-- Start of Data for this exercise --
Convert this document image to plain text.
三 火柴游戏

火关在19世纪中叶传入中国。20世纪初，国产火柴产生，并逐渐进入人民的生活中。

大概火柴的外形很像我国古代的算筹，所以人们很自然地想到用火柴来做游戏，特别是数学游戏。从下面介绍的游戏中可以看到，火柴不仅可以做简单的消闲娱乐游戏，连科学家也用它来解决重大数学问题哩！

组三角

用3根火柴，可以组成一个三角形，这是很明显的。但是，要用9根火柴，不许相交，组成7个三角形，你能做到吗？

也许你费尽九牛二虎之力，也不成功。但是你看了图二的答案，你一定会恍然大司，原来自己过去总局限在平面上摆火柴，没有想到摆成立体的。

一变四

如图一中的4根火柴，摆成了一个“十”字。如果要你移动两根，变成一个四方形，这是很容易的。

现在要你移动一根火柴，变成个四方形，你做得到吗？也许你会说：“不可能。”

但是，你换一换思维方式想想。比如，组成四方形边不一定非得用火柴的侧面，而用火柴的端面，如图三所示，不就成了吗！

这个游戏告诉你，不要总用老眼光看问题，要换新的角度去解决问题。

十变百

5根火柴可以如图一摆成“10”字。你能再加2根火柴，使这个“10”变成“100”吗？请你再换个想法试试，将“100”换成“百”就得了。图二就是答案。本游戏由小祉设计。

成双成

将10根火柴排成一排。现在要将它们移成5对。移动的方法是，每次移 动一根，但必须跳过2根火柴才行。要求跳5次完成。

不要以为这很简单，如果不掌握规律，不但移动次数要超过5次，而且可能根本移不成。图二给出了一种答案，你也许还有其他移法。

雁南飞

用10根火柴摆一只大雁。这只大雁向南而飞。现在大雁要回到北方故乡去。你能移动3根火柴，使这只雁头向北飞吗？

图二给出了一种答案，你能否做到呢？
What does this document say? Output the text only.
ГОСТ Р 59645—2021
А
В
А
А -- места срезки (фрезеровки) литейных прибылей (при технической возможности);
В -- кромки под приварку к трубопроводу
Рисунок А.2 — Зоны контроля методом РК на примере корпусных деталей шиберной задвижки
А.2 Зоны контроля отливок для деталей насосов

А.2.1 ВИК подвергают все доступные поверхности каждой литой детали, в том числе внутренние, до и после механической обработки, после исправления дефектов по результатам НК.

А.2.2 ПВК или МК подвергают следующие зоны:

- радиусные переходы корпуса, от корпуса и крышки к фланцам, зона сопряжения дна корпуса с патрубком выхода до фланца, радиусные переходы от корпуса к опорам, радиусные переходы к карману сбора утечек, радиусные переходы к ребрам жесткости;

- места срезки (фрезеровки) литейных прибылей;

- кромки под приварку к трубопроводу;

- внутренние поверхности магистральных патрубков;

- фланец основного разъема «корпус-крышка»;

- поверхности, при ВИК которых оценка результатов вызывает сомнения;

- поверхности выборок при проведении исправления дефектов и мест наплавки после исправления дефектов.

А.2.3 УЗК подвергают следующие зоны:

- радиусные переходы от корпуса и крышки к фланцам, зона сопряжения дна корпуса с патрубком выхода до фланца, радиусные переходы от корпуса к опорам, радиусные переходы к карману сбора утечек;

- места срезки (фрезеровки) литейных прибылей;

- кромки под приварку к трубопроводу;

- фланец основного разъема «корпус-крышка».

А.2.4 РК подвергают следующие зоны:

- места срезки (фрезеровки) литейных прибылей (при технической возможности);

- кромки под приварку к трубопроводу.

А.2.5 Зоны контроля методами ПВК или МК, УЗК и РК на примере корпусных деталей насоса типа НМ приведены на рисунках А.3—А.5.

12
-- End of Data for this exercise --
* Do this
Retype the entries one by one, exactly.

* Result for this task
Convert this document image to plain text.
三 火柴游戏

火关在19世纪中叶传入中国。20世纪初，国产火柴产生，并逐渐进入人民的生活中。

大概火柴的外形很像我国古代的算筹，所以人们很自然地想到用火柴来做游戏，特别是数学游戏。从下面介绍的游戏中可以看到，火柴不仅可以做简单的消闲娱乐游戏，连科学家也用它来解决重大数学问题哩！

组三角

用3根火柴，可以组成一个三角形，这是很明显的。但是，要用9根火柴，不许相交，组成7个三角形，你能做到吗？

也许你费尽九牛二虎之力，也不成功。但是你看了图二的答案，你一定会恍然大司，原来自己过去总局限在平面上摆火柴，没有想到摆成立体的。

一变四

如图一中的4根火柴，摆成了一个“十”字。如果要你移动两根，变成一个四方形，这是很容易的。

现在要你移动一根火柴，变成个四方形，你做得到吗？也许你会说：“不可能。”

但是，你换一换思维方式想想。比如，组成四方形边不一定非得用火柴的侧面，而用火柴的端面，如图三所示，不就成了吗！

这个游戏告诉你，不要总用老眼光看问题，要换新的角度去解决问题。

十变百

5根火柴可以如图一摆成“10”字。你能再加2根火柴，使这个“10”变成“100”吗？请你再换个想法试试，将“100”换成“百”就得了。图二就是答案。本游戏由小祉设计。

成双成

将10根火柴排成一排。现在要将它们移成5对。移动的方法是，每次移 动一根，但必须跳过2根火柴才行。要求跳5次完成。

不要以为这很简单，如果不掌握规律，不但移动次数要超过5次，而且可能根本移不成。图二给出了一种答案，你也许还有其他移法。

雁南飞

用10根火柴摆一只大雁。这只大雁向南而飞。现在大雁要回到北方故乡去。你能移动3根火柴，使这只雁头向北飞吗？

图二给出了一种答案，你能否做到呢？
What does this document say? Output the text only.
ГОСТ Р 59645—2021
А
В
А
А -- места срезки (фрезеровки) литейных прибылей (при технической возможности);
В -- кромки под приварку к трубопроводу
Рисунок А.2 — Зоны контроля методом РК на примере корпусных деталей шиберной задвижки
А.2 Зоны контроля отливок для деталей насосов

А.2.1 ВИК подвергают все доступные поверхности каждой литой детали, в том числе внутренние, до и после механической обработки, после исправления дефектов по результатам НК.

А.2.2 ПВК или МК подвергают следующие зоны:

- радиусные переходы корпуса, от корпуса и крышки к фланцам, зона сопряжения дна корпуса с патрубком выхода до фланца, радиусные переходы от корпуса к опорам, радиусные переходы к карману сбора утечек, радиусные переходы к ребрам жесткости;

- места срезки (фрезеровки) литейных прибылей;

- кромки под приварку к трубопроводу;

- внутренние поверхности магистральных патрубков;

- фланец основного разъема «корпус-крышка»;

- поверхности, при ВИК которых оценка результатов вызывает сомнения;

- поверхности выборок при проведении исправления дефектов и мест наплавки после исправления дефектов.

А.2.3 УЗК подвергают следующие зоны:

- радиусные переходы от корпуса и крышки к фланцам, зона сопряжения дна корпуса с патрубком выхода до фланца, радиусные переходы от корпуса к опорам, радиусные переходы к карману сбора утечек;

- места срезки (фрезеровки) литейных прибылей;

- кромки под приварку к трубопроводу;

- фланец основного разъема «корпус-крышка».

А.2.4 РК подвергают следующие зоны:

- места срезки (фрезеровки) литейных прибылей (при технической возможности);

- кромки под приварку к трубопроводу.

А.2.5 Зоны контроля методами ПВК или МК, УЗК и РК на примере корпусных деталей насоса типа НМ приведены на рисунках А.3—А.5.

12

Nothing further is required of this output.